Give every line from the entries that contains "diferencial".

>> Begin

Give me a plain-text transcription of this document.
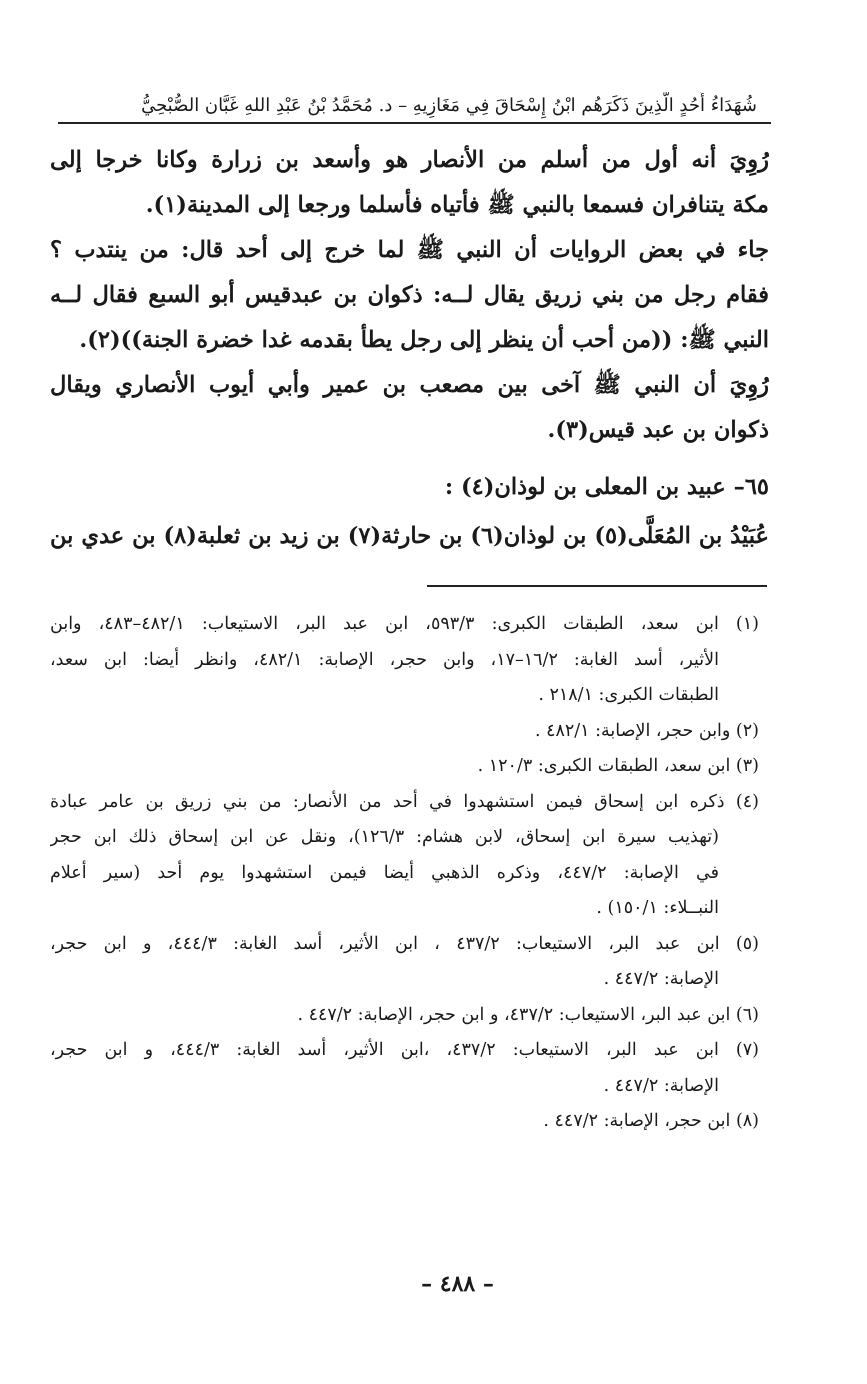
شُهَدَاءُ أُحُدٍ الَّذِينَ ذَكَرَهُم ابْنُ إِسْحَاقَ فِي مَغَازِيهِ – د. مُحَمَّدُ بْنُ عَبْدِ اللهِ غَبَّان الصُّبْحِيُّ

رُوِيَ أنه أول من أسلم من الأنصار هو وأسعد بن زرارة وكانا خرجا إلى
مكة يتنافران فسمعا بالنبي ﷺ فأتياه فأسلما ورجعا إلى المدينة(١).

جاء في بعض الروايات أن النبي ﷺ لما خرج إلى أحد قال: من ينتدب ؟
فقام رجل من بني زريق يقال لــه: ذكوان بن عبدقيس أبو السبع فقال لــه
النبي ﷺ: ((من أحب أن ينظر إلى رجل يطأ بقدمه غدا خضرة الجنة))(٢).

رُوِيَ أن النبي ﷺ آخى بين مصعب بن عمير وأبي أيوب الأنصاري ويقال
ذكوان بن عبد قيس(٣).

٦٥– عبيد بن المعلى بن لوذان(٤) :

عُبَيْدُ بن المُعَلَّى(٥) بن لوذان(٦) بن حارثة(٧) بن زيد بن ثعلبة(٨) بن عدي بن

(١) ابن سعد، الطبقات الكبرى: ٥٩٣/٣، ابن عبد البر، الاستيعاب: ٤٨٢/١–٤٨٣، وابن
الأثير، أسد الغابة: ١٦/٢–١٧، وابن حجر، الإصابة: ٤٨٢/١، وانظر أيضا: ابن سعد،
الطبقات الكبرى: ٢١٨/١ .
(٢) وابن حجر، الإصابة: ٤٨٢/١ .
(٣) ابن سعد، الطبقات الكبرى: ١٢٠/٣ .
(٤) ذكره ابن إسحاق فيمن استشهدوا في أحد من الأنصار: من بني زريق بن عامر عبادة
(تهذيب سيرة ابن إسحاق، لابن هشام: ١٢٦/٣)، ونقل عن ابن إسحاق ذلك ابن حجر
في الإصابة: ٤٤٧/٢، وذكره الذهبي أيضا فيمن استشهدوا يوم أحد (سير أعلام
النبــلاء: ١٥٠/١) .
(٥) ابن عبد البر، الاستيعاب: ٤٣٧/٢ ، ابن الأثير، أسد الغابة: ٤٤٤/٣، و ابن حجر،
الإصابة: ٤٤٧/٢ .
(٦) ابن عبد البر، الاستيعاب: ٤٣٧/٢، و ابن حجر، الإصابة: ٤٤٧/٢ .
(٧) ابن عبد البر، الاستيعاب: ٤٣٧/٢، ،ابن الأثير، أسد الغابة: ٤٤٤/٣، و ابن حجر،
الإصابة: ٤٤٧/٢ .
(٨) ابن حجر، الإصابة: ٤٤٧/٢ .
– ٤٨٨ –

>> End
>> Begin

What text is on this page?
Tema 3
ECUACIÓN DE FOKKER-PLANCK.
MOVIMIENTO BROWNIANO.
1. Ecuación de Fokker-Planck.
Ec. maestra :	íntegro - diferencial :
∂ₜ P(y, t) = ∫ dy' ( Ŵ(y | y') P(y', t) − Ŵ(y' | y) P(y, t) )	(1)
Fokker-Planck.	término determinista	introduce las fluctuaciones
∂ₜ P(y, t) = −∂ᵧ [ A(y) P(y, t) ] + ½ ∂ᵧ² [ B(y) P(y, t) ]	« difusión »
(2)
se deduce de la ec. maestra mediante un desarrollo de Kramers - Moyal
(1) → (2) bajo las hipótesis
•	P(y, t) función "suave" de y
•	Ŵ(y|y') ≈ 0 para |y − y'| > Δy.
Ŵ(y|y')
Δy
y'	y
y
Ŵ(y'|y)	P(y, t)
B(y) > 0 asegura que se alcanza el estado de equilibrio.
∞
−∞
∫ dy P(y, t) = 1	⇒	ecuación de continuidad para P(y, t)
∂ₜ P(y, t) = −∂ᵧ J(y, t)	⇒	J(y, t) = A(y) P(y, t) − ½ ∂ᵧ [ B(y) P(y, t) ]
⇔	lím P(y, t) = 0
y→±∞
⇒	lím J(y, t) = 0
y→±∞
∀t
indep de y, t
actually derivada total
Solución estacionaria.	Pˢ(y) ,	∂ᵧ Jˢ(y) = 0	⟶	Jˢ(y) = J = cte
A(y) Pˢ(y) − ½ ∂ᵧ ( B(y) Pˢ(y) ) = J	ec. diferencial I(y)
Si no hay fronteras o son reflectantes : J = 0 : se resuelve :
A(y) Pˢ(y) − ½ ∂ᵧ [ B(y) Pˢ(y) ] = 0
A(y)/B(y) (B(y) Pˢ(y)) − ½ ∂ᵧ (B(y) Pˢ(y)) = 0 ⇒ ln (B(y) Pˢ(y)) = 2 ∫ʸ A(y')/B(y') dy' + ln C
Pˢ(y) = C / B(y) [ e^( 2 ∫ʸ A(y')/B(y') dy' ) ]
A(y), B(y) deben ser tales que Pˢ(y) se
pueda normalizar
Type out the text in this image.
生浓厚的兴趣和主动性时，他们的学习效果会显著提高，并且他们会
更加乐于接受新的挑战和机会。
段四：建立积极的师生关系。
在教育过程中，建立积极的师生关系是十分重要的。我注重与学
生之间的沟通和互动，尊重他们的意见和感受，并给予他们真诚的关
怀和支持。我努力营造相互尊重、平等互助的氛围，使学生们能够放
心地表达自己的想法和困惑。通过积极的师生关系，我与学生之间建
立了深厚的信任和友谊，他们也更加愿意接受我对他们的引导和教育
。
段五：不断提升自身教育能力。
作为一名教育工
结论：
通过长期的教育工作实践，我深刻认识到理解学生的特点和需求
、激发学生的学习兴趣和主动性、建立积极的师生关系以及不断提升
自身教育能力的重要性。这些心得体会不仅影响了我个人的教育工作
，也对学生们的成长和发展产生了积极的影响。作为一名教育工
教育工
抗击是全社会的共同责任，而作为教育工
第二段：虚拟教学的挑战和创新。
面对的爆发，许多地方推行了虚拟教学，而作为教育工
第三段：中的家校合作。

>> End

Result of the task:
Ec. maestra :	íntegro - diferencial :
A(y) Pˢ(y) − ½ ∂ᵧ ( B(y) Pˢ(y) ) = J	ec. diferencial I(y)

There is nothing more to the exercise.